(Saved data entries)
□ □ □ □ □ □ □
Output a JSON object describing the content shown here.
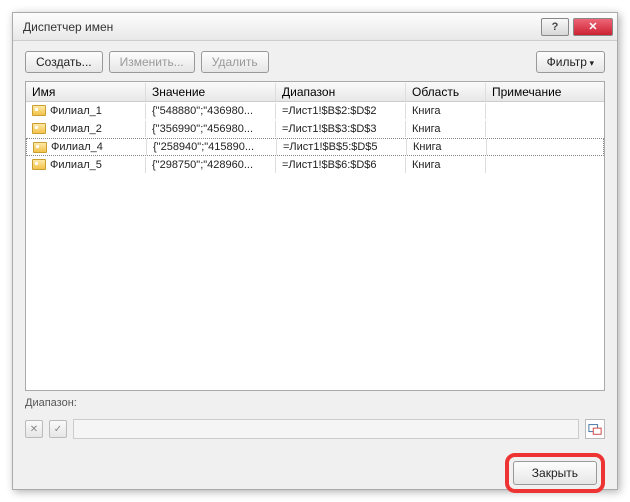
{
  "title": "Диспетчер имен",
  "buttons": {
    "new": "Создать...",
    "edit": "Изменить...",
    "delete": "Удалить",
    "filter": "Фильтр",
    "close": "Закрыть"
  },
  "columns": {
    "name": "Имя",
    "value": "Значение",
    "range": "Диапазон",
    "scope": "Область",
    "comment": "Примечание"
  },
  "rows": [
    {
      "name": "Филиал_1",
      "value": "{\"548880\";\"436980...",
      "range": "=Лист1!$B$2:$D$2",
      "scope": "Книга",
      "comment": ""
    },
    {
      "name": "Филиал_2",
      "value": "{\"356990\";\"456980...",
      "range": "=Лист1!$B$3:$D$3",
      "scope": "Книга",
      "comment": ""
    },
    {
      "name": "Филиал_4",
      "value": "{\"258940\";\"415890...",
      "range": "=Лист1!$B$5:$D$5",
      "scope": "Книга",
      "comment": ""
    },
    {
      "name": "Филиал_5",
      "value": "{\"298750\";\"428960...",
      "range": "=Лист1!$B$6:$D$6",
      "scope": "Книга",
      "comment": ""
    }
  ],
  "selected_index": 2,
  "rangeLabel": "Диапазон:",
  "rangeValue": ""
}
□ □ □ □ □ □ □
* _PROBLEM TO SOLVE_:
Quote every record above exactly, omitting any pictures they contain.

* _RESULT FOR THIS TASK_:
Output a JSON object describing the content shown here.
{
  "title": "Диспетчер имен",
  "buttons": {
    "new": "Создать...",
    "edit": "Изменить...",
    "delete": "Удалить",
    "filter": "Фильтр",
    "close": "Закрыть"
  },
  "columns": {
    "name": "Имя",
    "value": "Значение",
    "range": "Диапазон",
    "scope": "Область",
    "comment": "Примечание"
  },
  "rows": [
    {
      "name": "Филиал_1",
      "value": "{\"548880\";\"436980...",
      "range": "=Лист1!$B$2:$D$2",
      "scope": "Книга",
      "comment": ""
    },
    {
      "name": "Филиал_2",
      "value": "{\"356990\";\"456980...",
      "range": "=Лист1!$B$3:$D$3",
      "scope": "Книга",
      "comment": ""
    },
    {
      "name": "Филиал_4",
      "value": "{\"258940\";\"415890...",
      "range": "=Лист1!$B$5:$D$5",
      "scope": "Книга",
      "comment": ""
    },
    {
      "name": "Филиал_5",
      "value": "{\"298750\";\"428960...",
      "range": "=Лист1!$B$6:$D$6",
      "scope": "Книга",
      "comment": ""
    }
  ],
  "selected_index": 2,
  "rangeLabel": "Диапазон:",
  "rangeValue": ""
}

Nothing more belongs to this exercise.